取り組む課題:
推し活とCXのコラムで、具体例として名前が挙がっている企業をすべて答えてください。

引用文:
2024.12.16
体験価値顧客体験
【コラム】推し活と顧客体験(CX)熱意を引き出すブランド戦略のヒント
「推し活」という言葉が日常的に使われるようになり、推しを応援する行動が社会的なムーブメントとなっています。この現象は、エンターテインメント業界だけでなく、あらゆる分野の企業にとって示唆に富むものです。推し活の中でファンが推しと接する一連の体験は、顧客体験(CX)の文脈に置き換えることができ、顧客の熱意を引き出し、ロイヤルティを高める戦略の鍵となります。本稿では、「推し活」とCXの共通点を探りながら、企業がどのように顧客の心をつかむ体験をデザインすべきかを考察します。
推し活とCXの共通点:感動と一貫性が生む信頼関係
推し活とは、ファンが「推し」と呼ばれるアイドル、アーティスト、俳優、キャラクターなどを応援する行動を指します。ファンは推しの活動を追いかけ、ライブやイベントに参加し、グッズを購入することで推しを支えます。この行動は、ブランドと顧客の関係にも応用できる重要な要素を含んでいます。
まず注目すべきは、ファンが推しに対して「信頼」と「特別感」を感じている点です。推しの行動や発言が一貫していることでファンは安心感を覚え、「この人を応援したい」という気持ちが強まります。同様に、ブランドも顧客との接点において一貫性を保つことで信頼を築き、顧客が「このブランドを推し続けたい」と思うきっかけを作ることができます。
たとえば、Appleの一貫したデザイン哲学や、スターバックスの心地よい店舗体験は、顧客にとって「推せる」ブランドの典型例です。どのチャネルでも一貫した体験が提供されることで、顧客はブランドに対する信頼を深め、「このブランドなら間違いない」と思うようになります。
熱意を引き出すCXのデザイン:推し活の成功要因から学ぶ
推し活が持つ力の一つは、ファンが「自分もこの推しの一部である」と感じられることです。この「一体感」や「参加感」は、顧客体験を設計する上で重要な要素となります。企業は、顧客が単なる消費者ではなく、ブランドのストーリーの一部として関与できる仕組みを提供することで、顧客の熱意を引き出すことができます。
たとえば、以下のようなアプローチが効果的です:
- 参加型の体験を提供する
推し活では、ファンがライブやイベントに参加し、推しと直接触れ合う機会が設けられています。同じように、ブランドも顧客が参加できる体験を提供することで、一体感を醸成できます。たとえば、ブランドイベント、オンラインコミュニティ、ファンミーティングのような場を作ることで、顧客との絆を深めることができます。
- パーソナライズされた体験
推し活の中で、ファンは「自分だけが知っている推しの一面」や「自分が特別に感じられる瞬間」を求めます。ブランドも、顧客データを活用して一人ひとりに合わせたパーソナライズ体験を提供することで、顧客に「特別感」を与えることが可能です。Netflixが個々の視聴履歴をもとにおすすめ作品を提示する仕組みや、Amazonがパーソナライズされた商品提案を行う仕組みは、顧客体験を深める好例です。

データ一覧:

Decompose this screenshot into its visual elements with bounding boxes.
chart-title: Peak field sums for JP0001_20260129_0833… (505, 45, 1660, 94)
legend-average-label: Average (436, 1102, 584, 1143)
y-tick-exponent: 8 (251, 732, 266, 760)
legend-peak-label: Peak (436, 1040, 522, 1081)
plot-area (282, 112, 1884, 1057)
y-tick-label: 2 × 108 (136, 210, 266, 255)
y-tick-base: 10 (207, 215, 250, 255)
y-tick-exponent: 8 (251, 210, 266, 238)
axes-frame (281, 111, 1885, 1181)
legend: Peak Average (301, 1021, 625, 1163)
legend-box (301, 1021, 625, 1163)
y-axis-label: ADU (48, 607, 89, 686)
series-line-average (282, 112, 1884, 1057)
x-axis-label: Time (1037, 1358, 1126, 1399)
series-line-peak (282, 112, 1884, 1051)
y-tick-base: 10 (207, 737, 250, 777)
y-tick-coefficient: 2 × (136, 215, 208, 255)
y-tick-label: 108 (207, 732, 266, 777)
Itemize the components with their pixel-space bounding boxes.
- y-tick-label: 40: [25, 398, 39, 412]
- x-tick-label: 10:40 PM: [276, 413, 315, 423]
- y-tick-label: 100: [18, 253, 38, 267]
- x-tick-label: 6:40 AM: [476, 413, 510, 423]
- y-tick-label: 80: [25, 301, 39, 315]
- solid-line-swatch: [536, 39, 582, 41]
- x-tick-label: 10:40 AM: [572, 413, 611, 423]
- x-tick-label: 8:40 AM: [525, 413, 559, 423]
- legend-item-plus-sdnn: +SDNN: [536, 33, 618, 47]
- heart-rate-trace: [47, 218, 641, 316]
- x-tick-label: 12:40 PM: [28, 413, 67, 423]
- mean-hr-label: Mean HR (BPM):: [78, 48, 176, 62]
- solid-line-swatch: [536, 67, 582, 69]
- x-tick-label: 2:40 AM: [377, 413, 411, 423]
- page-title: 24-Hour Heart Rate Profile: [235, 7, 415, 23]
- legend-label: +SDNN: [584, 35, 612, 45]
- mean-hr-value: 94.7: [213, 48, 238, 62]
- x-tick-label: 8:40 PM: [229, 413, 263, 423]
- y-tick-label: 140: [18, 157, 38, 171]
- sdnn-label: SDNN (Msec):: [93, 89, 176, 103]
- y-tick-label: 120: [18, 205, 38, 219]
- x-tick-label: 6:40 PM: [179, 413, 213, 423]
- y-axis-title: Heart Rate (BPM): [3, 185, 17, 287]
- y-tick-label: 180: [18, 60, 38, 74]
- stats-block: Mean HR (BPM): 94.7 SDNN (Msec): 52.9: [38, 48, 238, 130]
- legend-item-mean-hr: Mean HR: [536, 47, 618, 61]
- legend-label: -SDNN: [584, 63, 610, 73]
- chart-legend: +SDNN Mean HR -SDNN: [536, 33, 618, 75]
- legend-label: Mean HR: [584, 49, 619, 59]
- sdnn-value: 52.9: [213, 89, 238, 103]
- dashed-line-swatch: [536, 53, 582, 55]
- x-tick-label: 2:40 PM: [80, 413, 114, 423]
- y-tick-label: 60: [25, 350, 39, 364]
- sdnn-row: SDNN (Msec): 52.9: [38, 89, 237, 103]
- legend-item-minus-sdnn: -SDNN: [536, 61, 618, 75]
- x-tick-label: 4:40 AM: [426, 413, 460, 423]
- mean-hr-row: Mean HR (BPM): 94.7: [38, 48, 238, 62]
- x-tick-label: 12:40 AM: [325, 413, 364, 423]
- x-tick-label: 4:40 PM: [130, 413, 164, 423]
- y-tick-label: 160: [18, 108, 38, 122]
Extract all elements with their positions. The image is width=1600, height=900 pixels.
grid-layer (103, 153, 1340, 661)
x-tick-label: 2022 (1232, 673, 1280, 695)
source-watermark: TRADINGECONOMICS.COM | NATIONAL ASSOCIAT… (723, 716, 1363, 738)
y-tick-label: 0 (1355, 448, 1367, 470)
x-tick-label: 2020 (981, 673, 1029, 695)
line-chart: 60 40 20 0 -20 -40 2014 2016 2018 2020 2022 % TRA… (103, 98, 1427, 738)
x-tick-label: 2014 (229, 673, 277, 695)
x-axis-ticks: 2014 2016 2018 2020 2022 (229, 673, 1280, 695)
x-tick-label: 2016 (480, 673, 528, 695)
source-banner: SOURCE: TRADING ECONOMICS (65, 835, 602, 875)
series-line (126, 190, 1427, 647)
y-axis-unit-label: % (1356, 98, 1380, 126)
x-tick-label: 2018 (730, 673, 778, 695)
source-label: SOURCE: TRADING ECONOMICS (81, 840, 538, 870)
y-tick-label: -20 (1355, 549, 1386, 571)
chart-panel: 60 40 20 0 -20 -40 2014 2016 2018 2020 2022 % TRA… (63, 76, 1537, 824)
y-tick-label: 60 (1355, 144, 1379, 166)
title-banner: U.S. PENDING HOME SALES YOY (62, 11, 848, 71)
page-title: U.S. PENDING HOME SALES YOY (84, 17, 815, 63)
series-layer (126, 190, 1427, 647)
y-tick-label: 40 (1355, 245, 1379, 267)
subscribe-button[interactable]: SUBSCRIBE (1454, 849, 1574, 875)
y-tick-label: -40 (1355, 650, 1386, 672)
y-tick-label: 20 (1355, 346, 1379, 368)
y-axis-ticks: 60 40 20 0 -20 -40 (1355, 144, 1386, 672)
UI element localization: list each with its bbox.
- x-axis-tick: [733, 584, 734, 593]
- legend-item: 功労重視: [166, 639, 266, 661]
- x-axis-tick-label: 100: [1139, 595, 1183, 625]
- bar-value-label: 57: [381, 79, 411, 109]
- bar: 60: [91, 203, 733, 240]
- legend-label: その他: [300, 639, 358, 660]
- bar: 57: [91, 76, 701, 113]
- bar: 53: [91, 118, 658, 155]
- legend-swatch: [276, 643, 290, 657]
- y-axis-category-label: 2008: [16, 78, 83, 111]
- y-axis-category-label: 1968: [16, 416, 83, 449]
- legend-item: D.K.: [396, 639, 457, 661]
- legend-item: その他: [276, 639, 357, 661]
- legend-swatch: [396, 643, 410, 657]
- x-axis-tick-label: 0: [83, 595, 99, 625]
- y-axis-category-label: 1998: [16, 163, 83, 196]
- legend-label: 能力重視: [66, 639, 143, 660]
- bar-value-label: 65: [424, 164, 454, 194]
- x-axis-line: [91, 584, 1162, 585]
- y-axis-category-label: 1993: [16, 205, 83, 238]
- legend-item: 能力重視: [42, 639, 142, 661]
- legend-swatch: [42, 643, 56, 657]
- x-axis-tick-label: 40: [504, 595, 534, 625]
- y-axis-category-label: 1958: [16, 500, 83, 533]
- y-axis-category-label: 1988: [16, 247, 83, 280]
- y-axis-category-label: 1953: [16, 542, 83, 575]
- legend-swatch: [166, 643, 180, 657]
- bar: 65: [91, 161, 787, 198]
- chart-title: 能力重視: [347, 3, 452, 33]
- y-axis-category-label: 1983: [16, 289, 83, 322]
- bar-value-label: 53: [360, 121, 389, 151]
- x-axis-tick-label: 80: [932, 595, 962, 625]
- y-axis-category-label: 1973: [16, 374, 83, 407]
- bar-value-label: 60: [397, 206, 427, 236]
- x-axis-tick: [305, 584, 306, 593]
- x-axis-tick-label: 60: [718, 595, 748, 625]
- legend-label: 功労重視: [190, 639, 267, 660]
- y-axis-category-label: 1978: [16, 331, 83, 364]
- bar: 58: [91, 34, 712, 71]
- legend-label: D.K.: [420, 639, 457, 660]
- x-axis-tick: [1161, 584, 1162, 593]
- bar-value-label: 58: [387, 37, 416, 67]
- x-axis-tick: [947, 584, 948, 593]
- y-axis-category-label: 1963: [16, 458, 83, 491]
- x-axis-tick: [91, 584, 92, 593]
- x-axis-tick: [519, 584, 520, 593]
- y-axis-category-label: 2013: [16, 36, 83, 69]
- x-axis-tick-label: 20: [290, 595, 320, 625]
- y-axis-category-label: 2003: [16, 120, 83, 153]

演習の解答:
Apple、スターバックス、Netflix、Amazon